● **WORK TO BE COMPLETED**:
Scan the lines below for the word "August". Copy each line you find it in.

(begin)

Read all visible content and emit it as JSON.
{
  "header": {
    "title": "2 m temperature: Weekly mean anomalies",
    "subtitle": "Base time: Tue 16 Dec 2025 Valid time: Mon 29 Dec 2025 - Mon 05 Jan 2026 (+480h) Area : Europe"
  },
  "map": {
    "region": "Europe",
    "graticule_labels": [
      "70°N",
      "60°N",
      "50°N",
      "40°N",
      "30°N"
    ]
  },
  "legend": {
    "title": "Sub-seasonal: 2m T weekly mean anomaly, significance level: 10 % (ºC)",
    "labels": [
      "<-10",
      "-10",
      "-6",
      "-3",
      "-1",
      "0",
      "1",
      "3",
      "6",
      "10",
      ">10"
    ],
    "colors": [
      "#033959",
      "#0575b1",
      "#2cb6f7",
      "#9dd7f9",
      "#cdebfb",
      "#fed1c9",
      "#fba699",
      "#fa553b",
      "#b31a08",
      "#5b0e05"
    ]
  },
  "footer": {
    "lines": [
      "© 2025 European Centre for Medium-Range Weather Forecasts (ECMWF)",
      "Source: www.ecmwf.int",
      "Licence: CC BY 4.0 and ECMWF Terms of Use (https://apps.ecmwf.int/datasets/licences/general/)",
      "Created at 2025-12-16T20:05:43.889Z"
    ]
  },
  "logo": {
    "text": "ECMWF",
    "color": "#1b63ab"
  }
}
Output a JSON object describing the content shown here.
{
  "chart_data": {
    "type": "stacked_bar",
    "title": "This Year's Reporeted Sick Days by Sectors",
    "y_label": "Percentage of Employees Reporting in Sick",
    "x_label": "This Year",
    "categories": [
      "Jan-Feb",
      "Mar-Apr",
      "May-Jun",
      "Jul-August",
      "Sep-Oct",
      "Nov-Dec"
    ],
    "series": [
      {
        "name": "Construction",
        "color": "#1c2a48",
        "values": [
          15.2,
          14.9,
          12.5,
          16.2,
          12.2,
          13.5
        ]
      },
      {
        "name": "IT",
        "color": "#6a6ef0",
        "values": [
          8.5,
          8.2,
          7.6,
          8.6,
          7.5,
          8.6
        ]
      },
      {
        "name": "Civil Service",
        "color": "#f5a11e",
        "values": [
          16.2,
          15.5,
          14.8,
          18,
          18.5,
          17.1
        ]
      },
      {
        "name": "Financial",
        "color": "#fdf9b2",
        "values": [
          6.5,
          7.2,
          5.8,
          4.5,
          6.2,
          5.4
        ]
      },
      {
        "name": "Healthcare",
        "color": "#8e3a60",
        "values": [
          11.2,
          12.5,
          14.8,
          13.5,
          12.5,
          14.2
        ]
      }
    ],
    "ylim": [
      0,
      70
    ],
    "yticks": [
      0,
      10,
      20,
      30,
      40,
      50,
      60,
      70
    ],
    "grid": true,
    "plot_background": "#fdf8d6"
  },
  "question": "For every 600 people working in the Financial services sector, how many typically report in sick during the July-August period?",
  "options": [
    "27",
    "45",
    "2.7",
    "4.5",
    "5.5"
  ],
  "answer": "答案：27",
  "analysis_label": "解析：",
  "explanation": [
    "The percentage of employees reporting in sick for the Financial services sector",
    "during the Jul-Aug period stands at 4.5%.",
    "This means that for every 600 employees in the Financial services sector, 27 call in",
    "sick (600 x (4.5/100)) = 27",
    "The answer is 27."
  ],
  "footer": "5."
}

(end)

● **EXERCISE SOLUTION**:
      "Jul-August",
  "question": "For every 600 people working in the Financial services sector, how many typically report in sick during the July-August period?",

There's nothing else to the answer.